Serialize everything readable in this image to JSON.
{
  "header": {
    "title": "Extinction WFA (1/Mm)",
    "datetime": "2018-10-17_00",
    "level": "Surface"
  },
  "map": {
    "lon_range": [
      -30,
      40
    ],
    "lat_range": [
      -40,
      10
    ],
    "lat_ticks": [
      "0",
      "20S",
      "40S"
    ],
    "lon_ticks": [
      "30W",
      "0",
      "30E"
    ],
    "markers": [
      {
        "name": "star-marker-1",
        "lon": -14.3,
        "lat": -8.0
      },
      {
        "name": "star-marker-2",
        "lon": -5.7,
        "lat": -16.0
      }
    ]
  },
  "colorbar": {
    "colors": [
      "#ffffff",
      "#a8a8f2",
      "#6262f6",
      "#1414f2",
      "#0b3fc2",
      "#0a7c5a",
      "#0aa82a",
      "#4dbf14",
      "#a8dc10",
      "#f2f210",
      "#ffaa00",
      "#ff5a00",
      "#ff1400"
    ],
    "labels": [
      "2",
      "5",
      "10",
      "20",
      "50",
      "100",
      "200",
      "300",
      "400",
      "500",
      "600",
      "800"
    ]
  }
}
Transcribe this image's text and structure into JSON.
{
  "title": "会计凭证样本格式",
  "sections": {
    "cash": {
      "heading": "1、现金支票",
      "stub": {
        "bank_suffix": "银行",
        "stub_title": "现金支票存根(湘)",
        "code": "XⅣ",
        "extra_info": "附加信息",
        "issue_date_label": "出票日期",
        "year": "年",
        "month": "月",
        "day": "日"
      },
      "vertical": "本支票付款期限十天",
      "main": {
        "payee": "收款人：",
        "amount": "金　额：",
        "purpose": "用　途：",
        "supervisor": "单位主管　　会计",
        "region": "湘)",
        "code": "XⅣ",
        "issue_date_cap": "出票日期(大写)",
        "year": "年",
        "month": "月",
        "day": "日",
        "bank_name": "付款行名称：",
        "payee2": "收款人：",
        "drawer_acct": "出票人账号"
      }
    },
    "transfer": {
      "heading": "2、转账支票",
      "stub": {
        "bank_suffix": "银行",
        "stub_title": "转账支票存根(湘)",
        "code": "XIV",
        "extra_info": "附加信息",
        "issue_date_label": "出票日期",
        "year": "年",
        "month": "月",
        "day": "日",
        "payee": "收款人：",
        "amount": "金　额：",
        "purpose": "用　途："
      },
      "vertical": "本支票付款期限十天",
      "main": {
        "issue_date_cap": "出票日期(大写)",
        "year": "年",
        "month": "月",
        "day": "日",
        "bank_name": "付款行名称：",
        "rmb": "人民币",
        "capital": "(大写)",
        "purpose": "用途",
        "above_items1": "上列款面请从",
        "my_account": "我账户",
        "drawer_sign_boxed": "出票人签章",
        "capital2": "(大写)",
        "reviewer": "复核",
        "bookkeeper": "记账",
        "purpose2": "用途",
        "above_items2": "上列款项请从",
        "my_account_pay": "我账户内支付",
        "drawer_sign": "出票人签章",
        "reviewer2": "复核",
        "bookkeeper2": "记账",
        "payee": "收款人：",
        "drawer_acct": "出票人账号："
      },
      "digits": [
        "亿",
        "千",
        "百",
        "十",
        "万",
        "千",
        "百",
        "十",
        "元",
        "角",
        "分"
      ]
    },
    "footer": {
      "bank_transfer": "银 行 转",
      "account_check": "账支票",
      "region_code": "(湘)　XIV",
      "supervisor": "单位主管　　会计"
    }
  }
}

Task prompt :: Repeat every entry word for word.

Final answer ::
Serialize everything readable in this image to JSON.
{
  "header": {
    "title": "Extinction WFA (1/Mm)",
    "datetime": "2018-10-17_00",
    "level": "Surface"
  },
  "map": {
    "lon_range": [
      -30,
      40
    ],
    "lat_range": [
      -40,
      10
    ],
    "lat_ticks": [
      "0",
      "20S",
      "40S"
    ],
    "lon_ticks": [
      "30W",
      "0",
      "30E"
    ],
    "markers": [
      {
        "name": "star-marker-1",
        "lon": -14.3,
        "lat": -8.0
      },
      {
        "name": "star-marker-2",
        "lon": -5.7,
        "lat": -16.0
      }
    ]
  },
  "colorbar": {
    "colors": [
      "#ffffff",
      "#a8a8f2",
      "#6262f6",
      "#1414f2",
      "#0b3fc2",
      "#0a7c5a",
      "#0aa82a",
      "#4dbf14",
      "#a8dc10",
      "#f2f210",
      "#ffaa00",
      "#ff5a00",
      "#ff1400"
    ],
    "labels": [
      "2",
      "5",
      "10",
      "20",
      "50",
      "100",
      "200",
      "300",
      "400",
      "500",
      "600",
      "800"
    ]
  }
}
Transcribe this image's text and structure into JSON.
{
  "title": "会计凭证样本格式",
  "sections": {
    "cash": {
      "heading": "1、现金支票",
      "stub": {
        "bank_suffix": "银行",
        "stub_title": "现金支票存根(湘)",
        "code": "XⅣ",
        "extra_info": "附加信息",
        "issue_date_label": "出票日期",
        "year": "年",
        "month": "月",
        "day": "日"
      },
      "vertical": "本支票付款期限十天",
      "main": {
        "payee": "收款人：",
        "amount": "金　额：",
        "purpose": "用　途：",
        "supervisor": "单位主管　　会计",
        "region": "湘)",
        "code": "XⅣ",
        "issue_date_cap": "出票日期(大写)",
        "year": "年",
        "month": "月",
        "day": "日",
        "bank_name": "付款行名称：",
        "payee2": "收款人：",
        "drawer_acct": "出票人账号"
      }
    },
    "transfer": {
      "heading": "2、转账支票",
      "stub": {
        "bank_suffix": "银行",
        "stub_title": "转账支票存根(湘)",
        "code": "XIV",
        "extra_info": "附加信息",
        "issue_date_label": "出票日期",
        "year": "年",
        "month": "月",
        "day": "日",
        "payee": "收款人：",
        "amount": "金　额：",
        "purpose": "用　途："
      },
      "vertical": "本支票付款期限十天",
      "main": {
        "issue_date_cap": "出票日期(大写)",
        "year": "年",
        "month": "月",
        "day": "日",
        "bank_name": "付款行名称：",
        "rmb": "人民币",
        "capital": "(大写)",
        "purpose": "用途",
        "above_items1": "上列款面请从",
        "my_account": "我账户",
        "drawer_sign_boxed": "出票人签章",
        "capital2": "(大写)",
        "reviewer": "复核",
        "bookkeeper": "记账",
        "purpose2": "用途",
        "above_items2": "上列款项请从",
        "my_account_pay": "我账户内支付",
        "drawer_sign": "出票人签章",
        "reviewer2": "复核",
        "bookkeeper2": "记账",
        "payee": "收款人：",
        "drawer_acct": "出票人账号："
      },
      "digits": [
        "亿",
        "千",
        "百",
        "十",
        "万",
        "千",
        "百",
        "十",
        "元",
        "角",
        "分"
      ]
    },
    "footer": {
      "bank_transfer": "银 行 转",
      "account_check": "账支票",
      "region_code": "(湘)　XIV",
      "supervisor": "单位主管　　会计"
    }
  }
}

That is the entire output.